[START]

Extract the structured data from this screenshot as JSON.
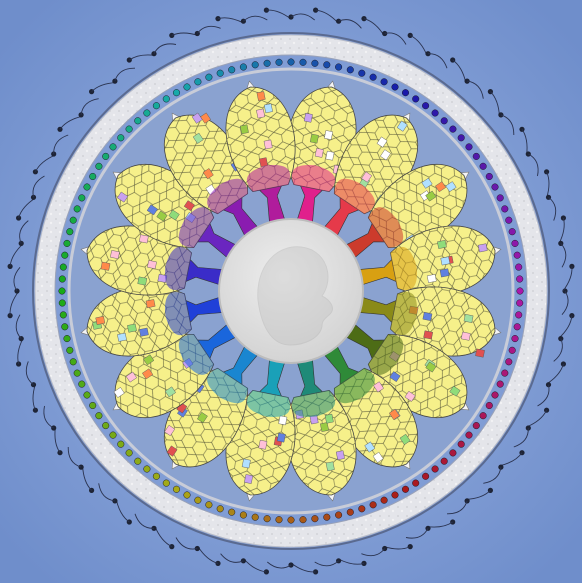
{
  "artwork": {
    "subject": "rose-window-mosaic",
    "petal_count": 16,
    "petal_fill": "#f6f08a",
    "petal_cell_line": "#555555",
    "background": "#7d9bd3",
    "outer_ring": "#e2e4e8",
    "center_disc": "#d9d9d9",
    "stem_colors": [
      "#e0208c",
      "#e53a4a",
      "#cc3b2c",
      "#d8a012",
      "#8a8a18",
      "#4d6c16",
      "#2f8a38",
      "#1f8a78",
      "#1aa0b8",
      "#1a86d0",
      "#1a66dc",
      "#2040d8",
      "#3a2cc8",
      "#6a26c0",
      "#8a1cb0",
      "#b01c9c"
    ],
    "accent_tile_colors": [
      "#8fdc7a",
      "#ffffff",
      "#b0e0ff",
      "#ff8a4a",
      "#c8a0f0",
      "#ffc0d8",
      "#6080e0",
      "#99cc44",
      "#e05050",
      "#a0e0a0"
    ]
  }
}
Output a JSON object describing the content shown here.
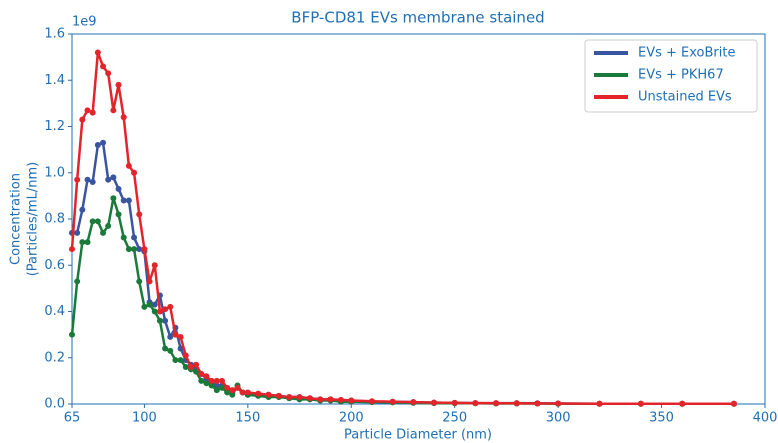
{
  "chart_data": {
    "type": "line",
    "title": "BFP-CD81 EVs membrane stained",
    "x_label": "Particle Diameter (nm)",
    "y_label": [
      "Concentration",
      "(Particles/mL/nm)"
    ],
    "y_scale_label": "1e9",
    "x": [
      65,
      67.5,
      70,
      72.5,
      75,
      77.5,
      80,
      82.5,
      85,
      87.5,
      90,
      92.5,
      95,
      97.5,
      100,
      102.5,
      105,
      107.5,
      110,
      112.5,
      115,
      117.5,
      120,
      122.5,
      125,
      127.5,
      130,
      132.5,
      135,
      137.5,
      140,
      142.5,
      145,
      147.5,
      150,
      155,
      160,
      165,
      170,
      175,
      180,
      185,
      190,
      195,
      200,
      210,
      220,
      230,
      240,
      250,
      260,
      270,
      280,
      290,
      300,
      320,
      340,
      360,
      385
    ],
    "series": [
      {
        "name": "EVs + ExoBrite",
        "color": "#3a55a0",
        "values": [
          0.74,
          0.74,
          0.84,
          0.97,
          0.96,
          1.12,
          1.13,
          0.97,
          0.98,
          0.93,
          0.88,
          0.88,
          0.72,
          0.67,
          0.66,
          0.44,
          0.43,
          0.47,
          0.36,
          0.29,
          0.33,
          0.24,
          0.19,
          0.17,
          0.15,
          0.13,
          0.11,
          0.09,
          0.08,
          0.08,
          0.06,
          0.05,
          0.07,
          0.05,
          0.04,
          0.04,
          0.04,
          0.035,
          0.03,
          0.03,
          0.025,
          0.02,
          0.02,
          0.015,
          0.015,
          0.01,
          0.01,
          0.008,
          0.006,
          0.005,
          0.004,
          0.003,
          0.004,
          0.003,
          0.002,
          0.001,
          0.001,
          0.001,
          0.001
        ]
      },
      {
        "name": "EVs + PKH67",
        "color": "#1a7a3a",
        "values": [
          0.3,
          0.53,
          0.7,
          0.7,
          0.79,
          0.79,
          0.74,
          0.77,
          0.89,
          0.82,
          0.72,
          0.67,
          0.67,
          0.53,
          0.42,
          0.43,
          0.4,
          0.36,
          0.24,
          0.23,
          0.19,
          0.19,
          0.16,
          0.15,
          0.14,
          0.1,
          0.09,
          0.08,
          0.06,
          0.07,
          0.05,
          0.04,
          0.08,
          0.05,
          0.04,
          0.035,
          0.03,
          0.03,
          0.025,
          0.02,
          0.02,
          0.015,
          0.015,
          0.01,
          0.01,
          0.008,
          0.007,
          0.005,
          0.004,
          0.003,
          0.003,
          0.002,
          0.002,
          0.002,
          0.001,
          0.001,
          0.001,
          0.001,
          0.001
        ]
      },
      {
        "name": "Unstained EVs",
        "color": "#e3242b",
        "values": [
          0.67,
          0.97,
          1.23,
          1.27,
          1.26,
          1.52,
          1.46,
          1.43,
          1.27,
          1.38,
          1.24,
          1.03,
          1.0,
          0.82,
          0.67,
          0.53,
          0.6,
          0.4,
          0.41,
          0.42,
          0.3,
          0.29,
          0.21,
          0.16,
          0.17,
          0.13,
          0.12,
          0.1,
          0.1,
          0.1,
          0.07,
          0.06,
          0.07,
          0.05,
          0.05,
          0.045,
          0.04,
          0.035,
          0.03,
          0.03,
          0.025,
          0.02,
          0.02,
          0.018,
          0.015,
          0.012,
          0.01,
          0.008,
          0.006,
          0.005,
          0.004,
          0.004,
          0.003,
          0.002,
          0.002,
          0.001,
          0.001,
          0.001,
          0.001
        ]
      }
    ],
    "xlim": [
      65,
      400
    ],
    "xticks": [
      65,
      100,
      150,
      200,
      250,
      300,
      350,
      400
    ],
    "ylim": [
      0,
      1.6
    ],
    "yticks": [
      {
        "value": 0,
        "label": "0.0"
      },
      0.2,
      0.4,
      0.6,
      0.8,
      {
        "value": 1,
        "label": "1.0"
      },
      1.2,
      1.4,
      1.6
    ],
    "legend": "upper right"
  }
}
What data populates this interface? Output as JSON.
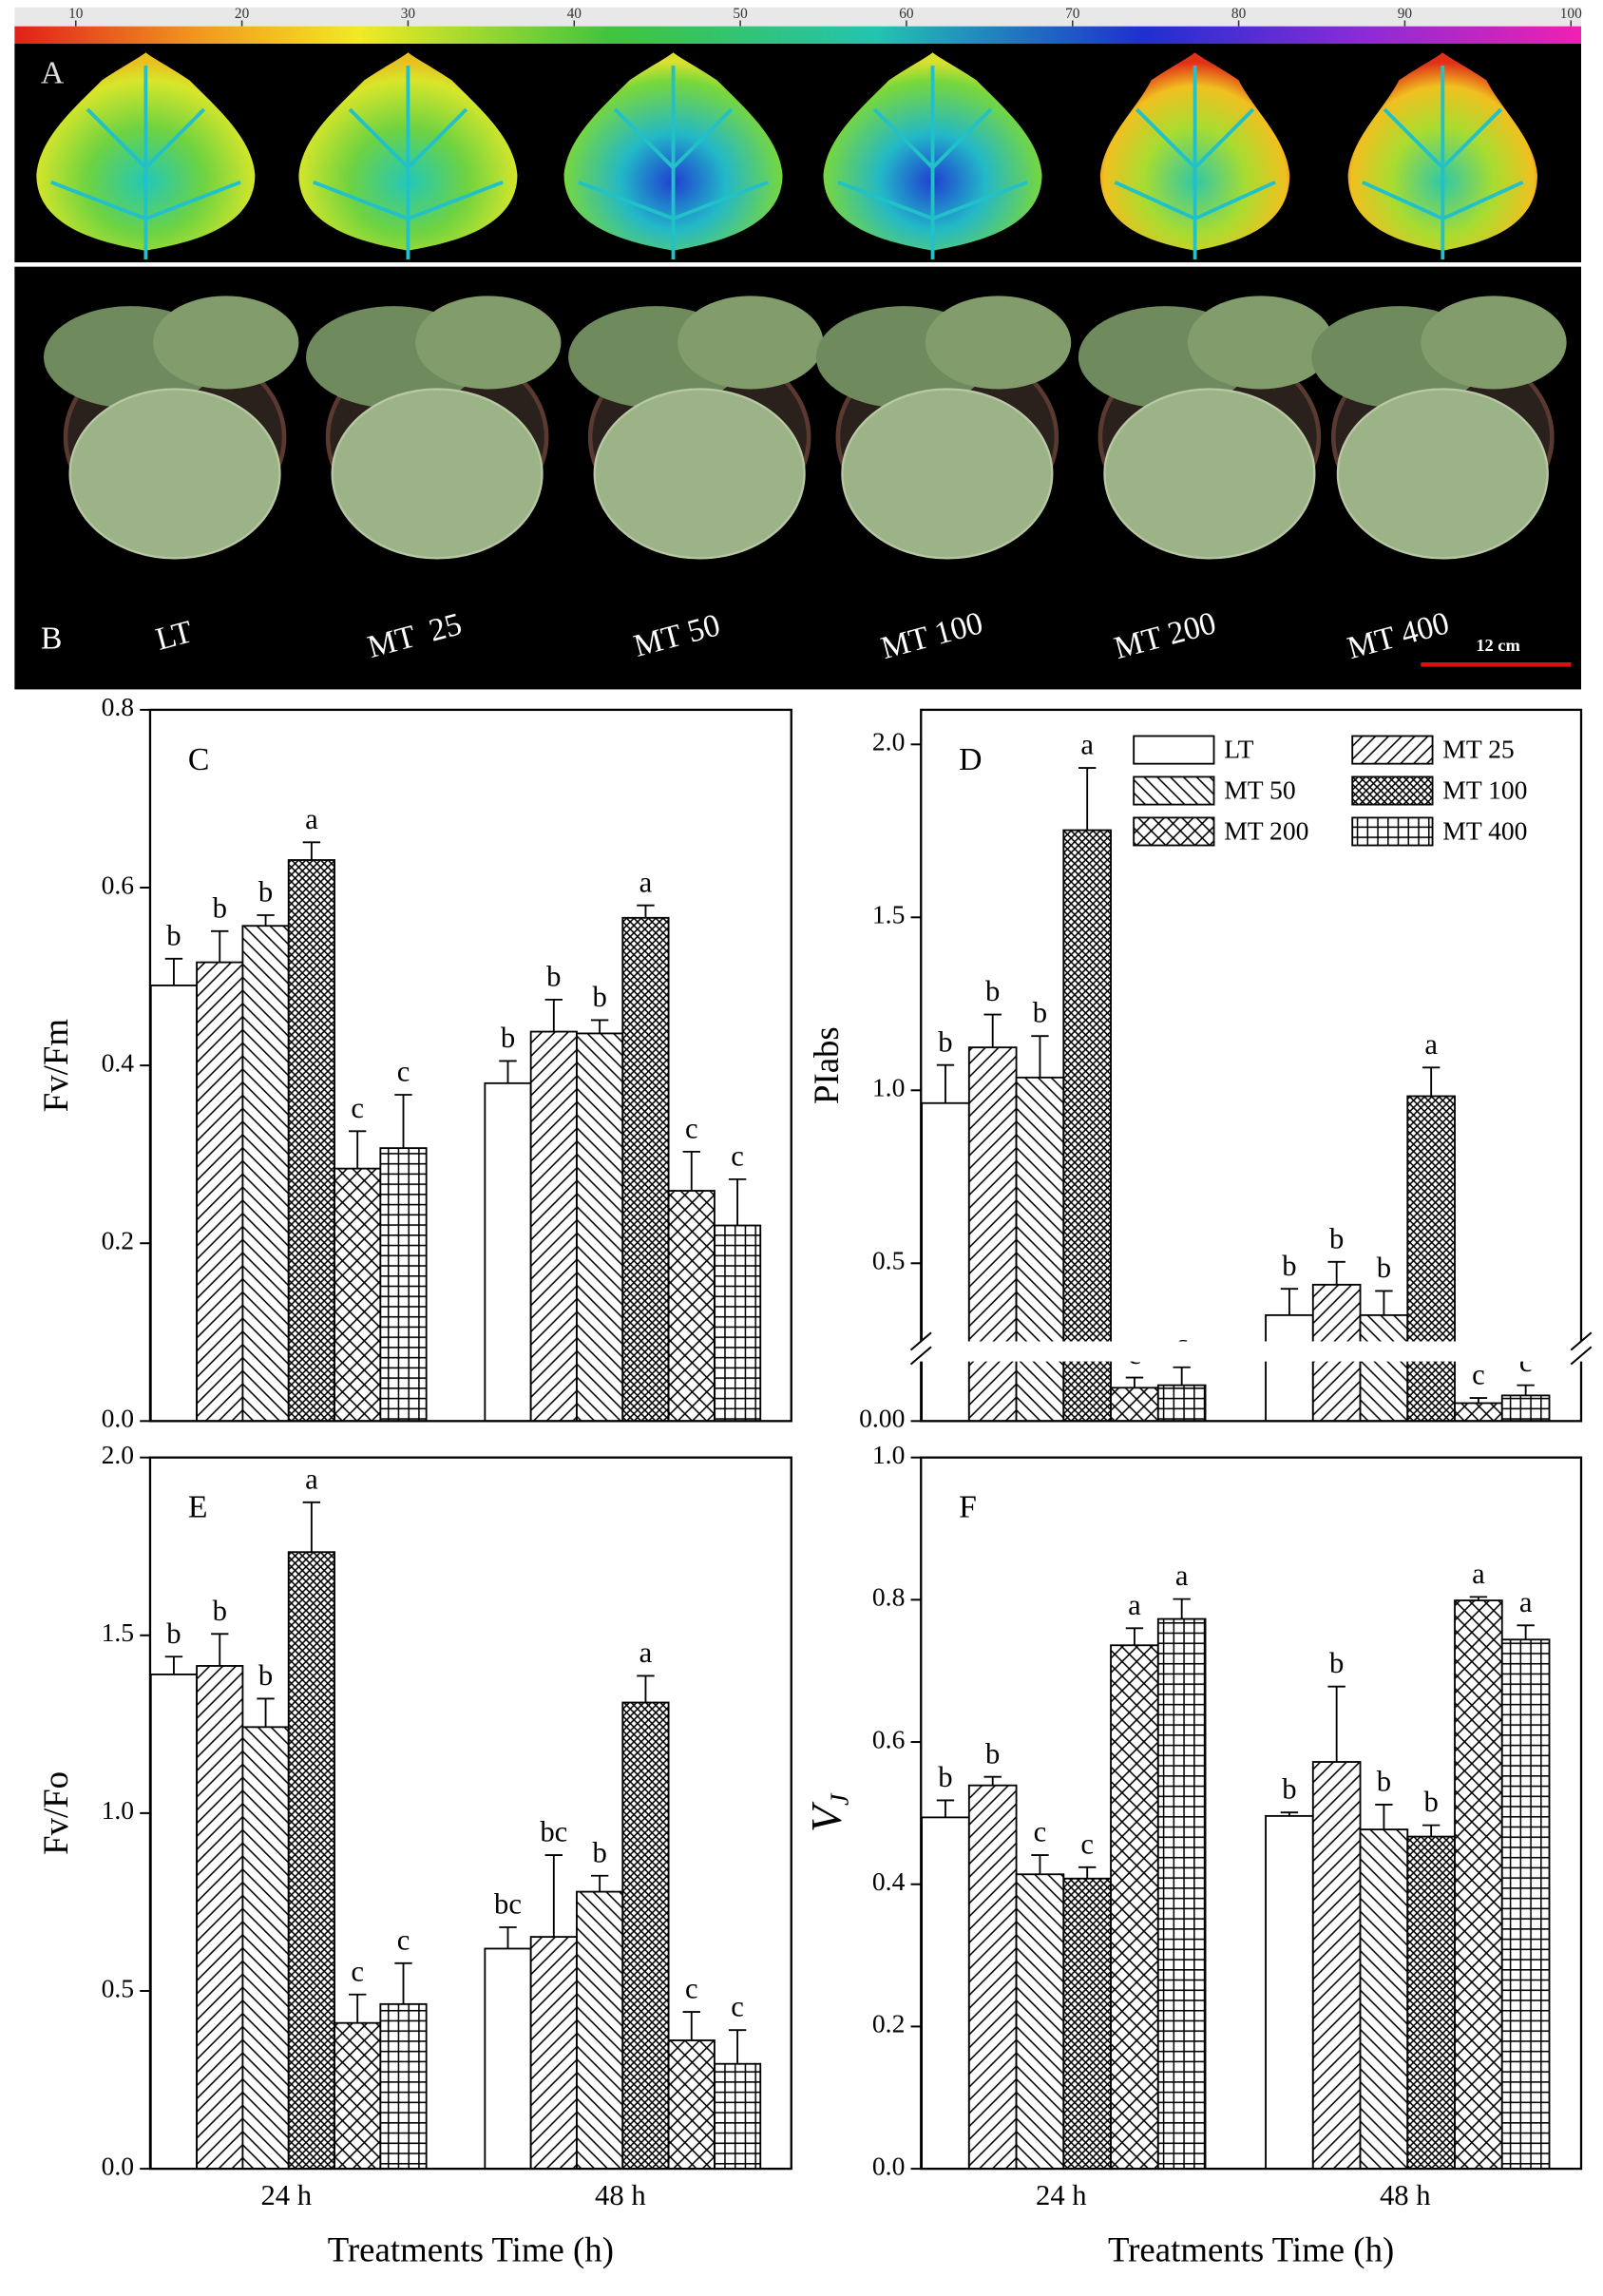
{
  "panels": {
    "A": {
      "label": "A",
      "colorbar_ticks": [
        10,
        20,
        30,
        40,
        50,
        60,
        70,
        80,
        90,
        100
      ]
    },
    "B": {
      "label": "B",
      "plant_labels": [
        "LT",
        "MT  25",
        "MT 50",
        "MT 100",
        "MT 200",
        "MT 400"
      ],
      "scale_bar": "12 cm"
    }
  },
  "chart_data": [
    {
      "type": "bar",
      "panel": "C",
      "y_label": "Fv/Fm",
      "categories": [
        null,
        null
      ],
      "ylim": [
        0,
        0.8
      ],
      "yticks": [
        {
          "value": 0,
          "label": "0.0"
        },
        0.2,
        0.4,
        0.6,
        0.8
      ],
      "series": [
        {
          "color": "#ffffff",
          "pattern": "none",
          "values": [
            0.49,
            0.38
          ],
          "errors": [
            0.03,
            0.025
          ],
          "letters": [
            "b",
            "b"
          ]
        },
        {
          "color": "#ffffff",
          "pattern": "diagonal-up",
          "values": [
            0.516,
            0.438
          ],
          "errors": [
            0.035,
            0.036
          ],
          "letters": [
            "b",
            "b"
          ]
        },
        {
          "color": "#ffffff",
          "pattern": "diagonal-down",
          "values": [
            0.557,
            0.436
          ],
          "errors": [
            0.012,
            0.015
          ],
          "letters": [
            "b",
            "b"
          ]
        },
        {
          "color": "#ffffff",
          "pattern": "crosshatch-dense",
          "values": [
            0.631,
            0.566
          ],
          "errors": [
            0.02,
            0.014
          ],
          "letters": [
            "a",
            "a"
          ]
        },
        {
          "color": "#ffffff",
          "pattern": "crosshatch",
          "values": [
            0.284,
            0.259
          ],
          "errors": [
            0.042,
            0.044
          ],
          "letters": [
            "c",
            "c"
          ]
        },
        {
          "color": "#ffffff",
          "pattern": "grid",
          "values": [
            0.307,
            0.22
          ],
          "errors": [
            0.06,
            0.052
          ],
          "letters": [
            "c",
            "c"
          ]
        }
      ]
    },
    {
      "type": "bar",
      "panel": "D",
      "y_label": "PIabs",
      "categories": [
        null,
        null
      ],
      "ylim": [
        0,
        2.1
      ],
      "ybreak": [
        0.25,
        0.27
      ],
      "yticks": [
        {
          "value": 0,
          "label": "0.00"
        },
        0.5,
        {
          "value": 1,
          "label": "1.0"
        },
        1.5,
        {
          "value": 2,
          "label": "2.0"
        }
      ],
      "legend": "upper-right",
      "series": [
        {
          "name": "LT",
          "color": "#ffffff",
          "pattern": "none",
          "values": [
            0.963,
            0.35
          ],
          "errors": [
            0.11,
            0.076
          ],
          "letters": [
            "b",
            "b"
          ]
        },
        {
          "name": "MT 25",
          "color": "#ffffff",
          "pattern": "diagonal-up",
          "values": [
            1.124,
            0.438
          ],
          "errors": [
            0.095,
            0.066
          ],
          "letters": [
            "b",
            "b"
          ]
        },
        {
          "name": "MT 50",
          "color": "#ffffff",
          "pattern": "diagonal-down",
          "values": [
            1.037,
            0.35
          ],
          "errors": [
            0.12,
            0.07
          ],
          "letters": [
            "b",
            "b"
          ]
        },
        {
          "name": "MT 100",
          "color": "#ffffff",
          "pattern": "crosshatch-dense",
          "values": [
            1.752,
            0.983
          ],
          "errors": [
            0.18,
            0.083
          ],
          "letters": [
            "a",
            "a"
          ]
        },
        {
          "name": "MT 200",
          "color": "#ffffff",
          "pattern": "crosshatch",
          "values": [
            0.13,
            0.07
          ],
          "errors": [
            0.04,
            0.02
          ],
          "letters": [
            "c",
            "c"
          ]
        },
        {
          "name": "MT 400",
          "color": "#ffffff",
          "pattern": "grid",
          "values": [
            0.14,
            0.1
          ],
          "errors": [
            0.07,
            0.04
          ],
          "letters": [
            "c",
            "c"
          ]
        }
      ]
    },
    {
      "type": "bar",
      "panel": "E",
      "y_label": "Fv/Fo",
      "x_label": "Treatments Time (h)",
      "categories": [
        "24 h",
        "48 h"
      ],
      "ylim": [
        0,
        2
      ],
      "yticks": [
        {
          "value": 0,
          "label": "0.0"
        },
        0.5,
        {
          "value": 1,
          "label": "1.0"
        },
        1.5,
        {
          "value": 2,
          "label": "2.0"
        }
      ],
      "series": [
        {
          "color": "#ffffff",
          "pattern": "none",
          "values": [
            1.39,
            0.619
          ],
          "errors": [
            0.05,
            0.06
          ],
          "letters": [
            "b",
            "bc"
          ]
        },
        {
          "color": "#ffffff",
          "pattern": "diagonal-up",
          "values": [
            1.414,
            0.652
          ],
          "errors": [
            0.09,
            0.23
          ],
          "letters": [
            "b",
            "bc"
          ]
        },
        {
          "color": "#ffffff",
          "pattern": "diagonal-down",
          "values": [
            1.242,
            0.779
          ],
          "errors": [
            0.08,
            0.045
          ],
          "letters": [
            "b",
            "b"
          ]
        },
        {
          "color": "#ffffff",
          "pattern": "crosshatch-dense",
          "values": [
            1.734,
            1.311
          ],
          "errors": [
            0.14,
            0.075
          ],
          "letters": [
            "a",
            "a"
          ]
        },
        {
          "color": "#ffffff",
          "pattern": "crosshatch",
          "values": [
            0.41,
            0.361
          ],
          "errors": [
            0.08,
            0.08
          ],
          "letters": [
            "c",
            "c"
          ]
        },
        {
          "color": "#ffffff",
          "pattern": "grid",
          "values": [
            0.463,
            0.295
          ],
          "errors": [
            0.115,
            0.095
          ],
          "letters": [
            "c",
            "c"
          ]
        }
      ]
    },
    {
      "type": "bar",
      "panel": "F",
      "y_label": "V",
      "y_label_sub": "J",
      "x_label": "Treatments Time (h)",
      "categories": [
        "24 h",
        "48 h"
      ],
      "ylim": [
        0,
        1
      ],
      "yticks": [
        {
          "value": 0,
          "label": "0.0"
        },
        0.2,
        0.4,
        0.6,
        0.8,
        {
          "value": 1,
          "label": "1.0"
        }
      ],
      "series": [
        {
          "color": "#ffffff",
          "pattern": "none",
          "values": [
            0.494,
            0.496
          ],
          "errors": [
            0.024,
            0.005
          ],
          "letters": [
            "b",
            "b"
          ]
        },
        {
          "color": "#ffffff",
          "pattern": "diagonal-up",
          "values": [
            0.539,
            0.572
          ],
          "errors": [
            0.012,
            0.106
          ],
          "letters": [
            "b",
            "b"
          ]
        },
        {
          "color": "#ffffff",
          "pattern": "diagonal-down",
          "values": [
            0.414,
            0.477
          ],
          "errors": [
            0.027,
            0.035
          ],
          "letters": [
            "c",
            "b"
          ]
        },
        {
          "color": "#ffffff",
          "pattern": "crosshatch-dense",
          "values": [
            0.408,
            0.467
          ],
          "errors": [
            0.016,
            0.016
          ],
          "letters": [
            "c",
            "b"
          ]
        },
        {
          "color": "#ffffff",
          "pattern": "crosshatch",
          "values": [
            0.736,
            0.799
          ],
          "errors": [
            0.024,
            0.005
          ],
          "letters": [
            "a",
            "a"
          ]
        },
        {
          "color": "#ffffff",
          "pattern": "grid",
          "values": [
            0.773,
            0.744
          ],
          "errors": [
            0.028,
            0.02
          ],
          "letters": [
            "a",
            "a"
          ]
        }
      ]
    }
  ]
}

[END]

# BRIEF
Report the number of lines that include the string "name"; return nothing but the count.

# RESPONSE TO THE TASK
9